THE TASK =
Reproduce the records. Keep every word exact and include no images.

RECORDED INFORMATION =
* * * * *

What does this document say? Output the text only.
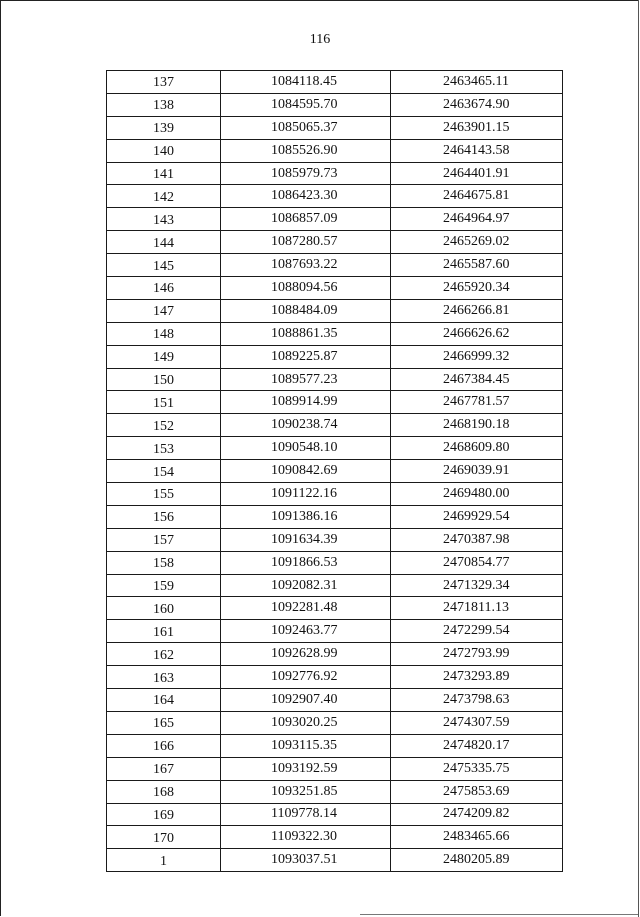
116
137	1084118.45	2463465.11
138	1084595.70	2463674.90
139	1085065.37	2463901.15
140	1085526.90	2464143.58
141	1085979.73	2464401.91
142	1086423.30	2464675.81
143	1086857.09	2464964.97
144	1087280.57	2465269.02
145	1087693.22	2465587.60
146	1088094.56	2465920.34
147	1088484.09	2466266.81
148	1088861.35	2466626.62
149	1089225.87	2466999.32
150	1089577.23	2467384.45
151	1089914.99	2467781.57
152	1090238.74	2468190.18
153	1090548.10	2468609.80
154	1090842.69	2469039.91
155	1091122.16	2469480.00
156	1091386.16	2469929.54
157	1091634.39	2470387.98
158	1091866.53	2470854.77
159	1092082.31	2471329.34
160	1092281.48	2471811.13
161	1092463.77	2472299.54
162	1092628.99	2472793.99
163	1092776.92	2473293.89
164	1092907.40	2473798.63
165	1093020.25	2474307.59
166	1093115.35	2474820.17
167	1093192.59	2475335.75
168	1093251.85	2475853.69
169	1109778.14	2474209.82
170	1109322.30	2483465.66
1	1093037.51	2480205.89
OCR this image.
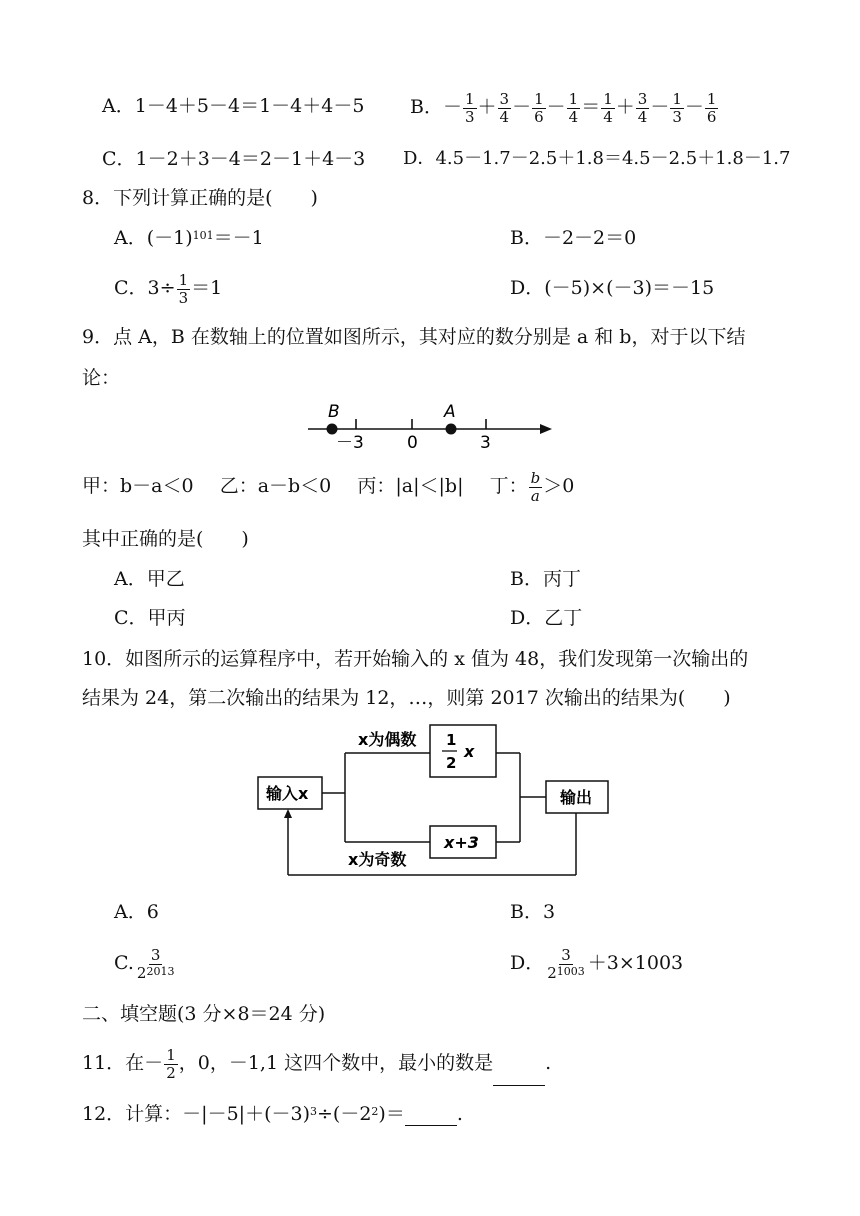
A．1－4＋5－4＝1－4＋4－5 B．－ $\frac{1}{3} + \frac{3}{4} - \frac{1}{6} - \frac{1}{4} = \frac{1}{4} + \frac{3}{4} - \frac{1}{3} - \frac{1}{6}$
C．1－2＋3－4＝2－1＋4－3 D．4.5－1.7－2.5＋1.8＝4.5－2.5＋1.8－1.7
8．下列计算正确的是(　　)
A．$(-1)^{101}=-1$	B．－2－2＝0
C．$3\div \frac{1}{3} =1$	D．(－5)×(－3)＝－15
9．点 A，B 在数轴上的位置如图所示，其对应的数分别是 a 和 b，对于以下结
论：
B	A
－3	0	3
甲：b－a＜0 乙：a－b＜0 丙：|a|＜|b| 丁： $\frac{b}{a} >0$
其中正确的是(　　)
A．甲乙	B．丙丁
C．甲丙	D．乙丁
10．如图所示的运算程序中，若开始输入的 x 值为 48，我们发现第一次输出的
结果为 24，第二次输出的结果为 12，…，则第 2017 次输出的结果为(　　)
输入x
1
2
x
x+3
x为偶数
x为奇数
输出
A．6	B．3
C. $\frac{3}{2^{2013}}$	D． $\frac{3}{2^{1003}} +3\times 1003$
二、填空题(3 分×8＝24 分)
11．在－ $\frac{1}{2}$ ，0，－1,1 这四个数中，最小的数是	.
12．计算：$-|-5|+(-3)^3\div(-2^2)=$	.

* * * * *

EXPECTED OUTPUT =
What does this document say? Output the text only.
116
137	1084118.45	2463465.11
138	1084595.70	2463674.90
139	1085065.37	2463901.15
140	1085526.90	2464143.58
141	1085979.73	2464401.91
142	1086423.30	2464675.81
143	1086857.09	2464964.97
144	1087280.57	2465269.02
145	1087693.22	2465587.60
146	1088094.56	2465920.34
147	1088484.09	2466266.81
148	1088861.35	2466626.62
149	1089225.87	2466999.32
150	1089577.23	2467384.45
151	1089914.99	2467781.57
152	1090238.74	2468190.18
153	1090548.10	2468609.80
154	1090842.69	2469039.91
155	1091122.16	2469480.00
156	1091386.16	2469929.54
157	1091634.39	2470387.98
158	1091866.53	2470854.77
159	1092082.31	2471329.34
160	1092281.48	2471811.13
161	1092463.77	2472299.54
162	1092628.99	2472793.99
163	1092776.92	2473293.89
164	1092907.40	2473798.63
165	1093020.25	2474307.59
166	1093115.35	2474820.17
167	1093192.59	2475335.75
168	1093251.85	2475853.69
169	1109778.14	2474209.82
170	1109322.30	2483465.66
1	1093037.51	2480205.89
OCR this image.
A．1－4＋5－4＝1－4＋4－5 B．－ $\frac{1}{3} + \frac{3}{4} - \frac{1}{6} - \frac{1}{4} = \frac{1}{4} + \frac{3}{4} - \frac{1}{3} - \frac{1}{6}$
C．1－2＋3－4＝2－1＋4－3 D．4.5－1.7－2.5＋1.8＝4.5－2.5＋1.8－1.7
8．下列计算正确的是(　　)
A．$(-1)^{101}=-1$	B．－2－2＝0
C．$3\div \frac{1}{3} =1$	D．(－5)×(－3)＝－15
9．点 A，B 在数轴上的位置如图所示，其对应的数分别是 a 和 b，对于以下结
论：
B	A
－3	0	3
甲：b－a＜0 乙：a－b＜0 丙：|a|＜|b| 丁： $\frac{b}{a} >0$
其中正确的是(　　)
A．甲乙	B．丙丁
C．甲丙	D．乙丁
10．如图所示的运算程序中，若开始输入的 x 值为 48，我们发现第一次输出的
结果为 24，第二次输出的结果为 12，…，则第 2017 次输出的结果为(　　)
输入x
1
2
x
x+3
x为偶数
x为奇数
输出
A．6	B．3
C. $\frac{3}{2^{2013}}$	D． $\frac{3}{2^{1003}} +3\times 1003$
二、填空题(3 分×8＝24 分)
11．在－ $\frac{1}{2}$ ，0，－1,1 这四个数中，最小的数是	.
12．计算：$-|-5|+(-3)^3\div(-2^2)=$	.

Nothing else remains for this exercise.